--- start ---

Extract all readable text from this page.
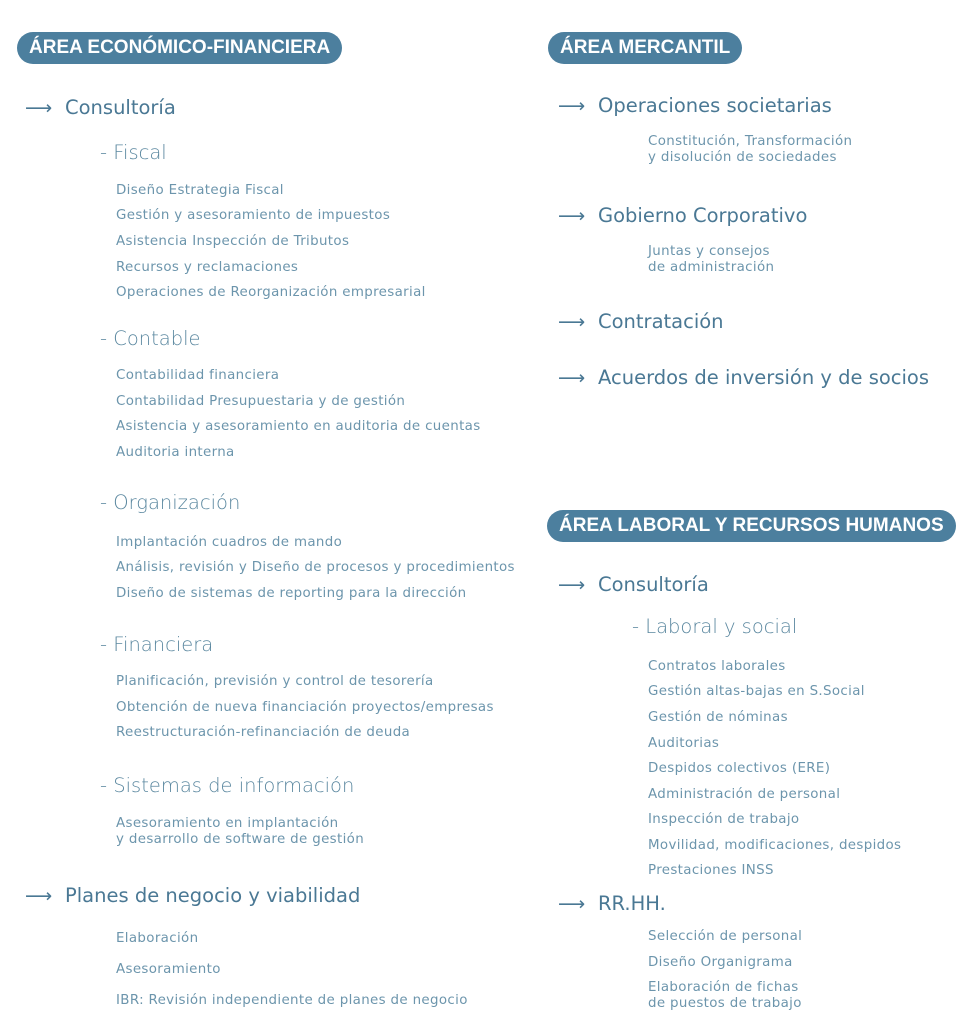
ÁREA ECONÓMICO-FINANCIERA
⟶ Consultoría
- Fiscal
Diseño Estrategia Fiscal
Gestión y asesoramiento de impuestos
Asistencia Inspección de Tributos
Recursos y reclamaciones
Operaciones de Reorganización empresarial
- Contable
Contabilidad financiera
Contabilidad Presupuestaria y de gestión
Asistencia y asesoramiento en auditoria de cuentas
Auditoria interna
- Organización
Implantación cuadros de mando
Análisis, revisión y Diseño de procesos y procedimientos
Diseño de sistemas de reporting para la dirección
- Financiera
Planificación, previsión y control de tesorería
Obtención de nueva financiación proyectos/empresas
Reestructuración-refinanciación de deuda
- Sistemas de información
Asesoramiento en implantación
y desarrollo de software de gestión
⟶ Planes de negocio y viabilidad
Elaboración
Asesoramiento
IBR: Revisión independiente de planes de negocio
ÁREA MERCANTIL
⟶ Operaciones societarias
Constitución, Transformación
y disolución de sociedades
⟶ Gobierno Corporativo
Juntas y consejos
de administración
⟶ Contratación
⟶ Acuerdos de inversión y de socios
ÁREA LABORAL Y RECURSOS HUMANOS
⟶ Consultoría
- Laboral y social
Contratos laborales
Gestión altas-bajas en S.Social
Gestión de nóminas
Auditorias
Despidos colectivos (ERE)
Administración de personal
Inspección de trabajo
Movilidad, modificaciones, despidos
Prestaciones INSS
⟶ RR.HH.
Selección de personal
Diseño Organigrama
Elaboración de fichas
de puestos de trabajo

--- end ---

> EXERCISE OBJECTIVE
Reproduce all of the entries word for word, skipping any pictures they hold.

> EXERCISE ANSWER
Extract all readable text from this page.
ÁREA ECONÓMICO-FINANCIERA
⟶ Consultoría
- Fiscal
Diseño Estrategia Fiscal
Gestión y asesoramiento de impuestos
Asistencia Inspección de Tributos
Recursos y reclamaciones
Operaciones de Reorganización empresarial
- Contable
Contabilidad financiera
Contabilidad Presupuestaria y de gestión
Asistencia y asesoramiento en auditoria de cuentas
Auditoria interna
- Organización
Implantación cuadros de mando
Análisis, revisión y Diseño de procesos y procedimientos
Diseño de sistemas de reporting para la dirección
- Financiera
Planificación, previsión y control de tesorería
Obtención de nueva financiación proyectos/empresas
Reestructuración-refinanciación de deuda
- Sistemas de información
Asesoramiento en implantación
y desarrollo de software de gestión
⟶ Planes de negocio y viabilidad
Elaboración
Asesoramiento
IBR: Revisión independiente de planes de negocio
ÁREA MERCANTIL
⟶ Operaciones societarias
Constitución, Transformación
y disolución de sociedades
⟶ Gobierno Corporativo
Juntas y consejos
de administración
⟶ Contratación
⟶ Acuerdos de inversión y de socios
ÁREA LABORAL Y RECURSOS HUMANOS
⟶ Consultoría
- Laboral y social
Contratos laborales
Gestión altas-bajas en S.Social
Gestión de nóminas
Auditorias
Despidos colectivos (ERE)
Administración de personal
Inspección de trabajo
Movilidad, modificaciones, despidos
Prestaciones INSS
⟶ RR.HH.
Selección de personal
Diseño Organigrama
Elaboración de fichas
de puestos de trabajo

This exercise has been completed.